◆ **Source document**:
____
Antonio Lopez, Glenda with Red Flower, NYC 1977. Kodak Instamatic Prints, 4.5 × 3.5 in. each. Courtesy of The Estate of Antonio Lopez and Juan Ramos.

Antonio Lopez, Glenda with Red Flower, NYC 1977. Kodak Instamatic Prints, 4.5 × 3.5 in. each. Courtesy of The Estate of Antonio Lopez and Juan Ramos.

Antonio Lopez, Amina Warsuma, NYC 1976. Polaroid SX-70, 4.25×3.5 in. each. Courtesy of The Estate of Antonio Lopez and Juan Ramos.

Antonio Lopez, Amina Warsuma, NYC 1976. Polaroid SX-70, 4.25×3.5 in. each. Courtesy of The Estate of Antonio Lopez and Juan Ramos.
____
◆ **Data entries**:
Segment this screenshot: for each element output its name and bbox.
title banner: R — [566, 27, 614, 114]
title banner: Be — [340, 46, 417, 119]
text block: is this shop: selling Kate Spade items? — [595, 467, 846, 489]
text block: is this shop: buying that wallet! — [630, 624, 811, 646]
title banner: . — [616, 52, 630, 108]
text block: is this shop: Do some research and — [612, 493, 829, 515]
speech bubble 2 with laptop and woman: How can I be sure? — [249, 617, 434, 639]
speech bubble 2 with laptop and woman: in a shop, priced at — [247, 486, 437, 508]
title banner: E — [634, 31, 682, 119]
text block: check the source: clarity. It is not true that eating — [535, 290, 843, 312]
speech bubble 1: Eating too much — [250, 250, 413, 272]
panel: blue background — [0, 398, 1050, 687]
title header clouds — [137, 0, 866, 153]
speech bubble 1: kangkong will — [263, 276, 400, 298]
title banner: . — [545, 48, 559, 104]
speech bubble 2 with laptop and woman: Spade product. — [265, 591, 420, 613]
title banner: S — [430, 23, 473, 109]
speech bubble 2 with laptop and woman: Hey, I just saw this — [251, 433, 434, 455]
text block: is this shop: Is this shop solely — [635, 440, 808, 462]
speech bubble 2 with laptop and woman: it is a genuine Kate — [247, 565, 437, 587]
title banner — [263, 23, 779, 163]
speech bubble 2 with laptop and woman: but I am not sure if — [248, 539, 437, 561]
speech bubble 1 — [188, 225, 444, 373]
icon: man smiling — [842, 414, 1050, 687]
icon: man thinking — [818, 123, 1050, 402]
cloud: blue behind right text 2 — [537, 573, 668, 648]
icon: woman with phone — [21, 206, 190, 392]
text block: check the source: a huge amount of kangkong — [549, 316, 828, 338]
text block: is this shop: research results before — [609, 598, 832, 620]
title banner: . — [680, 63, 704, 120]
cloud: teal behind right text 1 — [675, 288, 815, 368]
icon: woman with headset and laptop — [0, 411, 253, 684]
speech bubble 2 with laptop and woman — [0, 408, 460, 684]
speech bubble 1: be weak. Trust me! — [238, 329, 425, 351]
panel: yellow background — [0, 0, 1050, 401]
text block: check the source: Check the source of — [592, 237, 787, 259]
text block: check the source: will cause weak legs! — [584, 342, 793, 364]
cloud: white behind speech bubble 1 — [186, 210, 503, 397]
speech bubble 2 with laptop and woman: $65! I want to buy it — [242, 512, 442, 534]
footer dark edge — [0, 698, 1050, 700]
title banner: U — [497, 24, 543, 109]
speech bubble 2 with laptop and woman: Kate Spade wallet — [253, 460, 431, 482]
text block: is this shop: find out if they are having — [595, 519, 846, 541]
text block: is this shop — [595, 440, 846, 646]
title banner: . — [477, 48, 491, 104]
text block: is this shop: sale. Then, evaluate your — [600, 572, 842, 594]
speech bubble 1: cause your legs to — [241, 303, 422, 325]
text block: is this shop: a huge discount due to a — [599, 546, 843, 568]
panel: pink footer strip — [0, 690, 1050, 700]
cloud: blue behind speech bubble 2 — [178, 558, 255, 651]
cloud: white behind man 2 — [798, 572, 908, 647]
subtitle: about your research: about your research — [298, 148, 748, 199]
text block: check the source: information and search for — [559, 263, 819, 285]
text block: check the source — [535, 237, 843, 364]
____
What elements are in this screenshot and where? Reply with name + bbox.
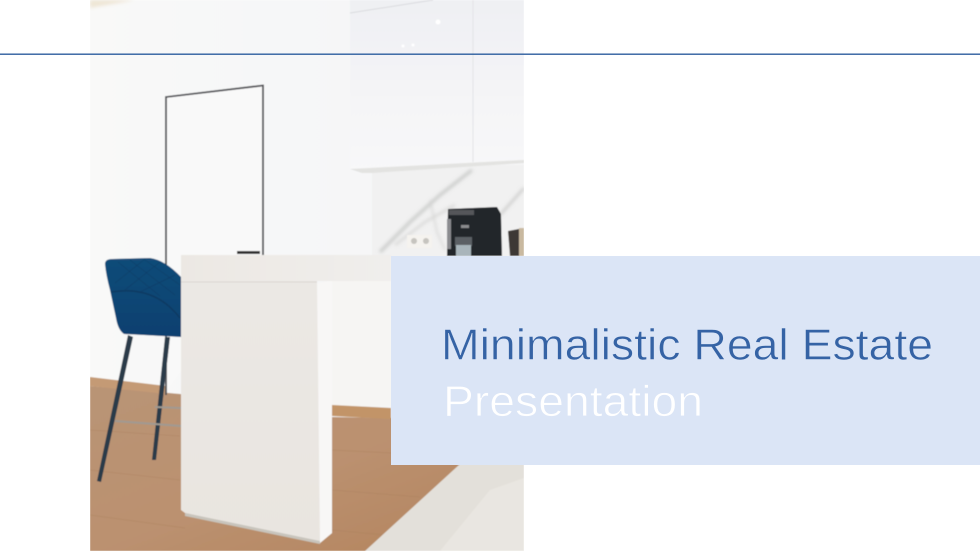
____
◆ **Short exercise**: In the captions, what type of print was used for the 1976 work "Amina Warsuma"?

◆ **Solution to the exercise**: Polaroid SX-70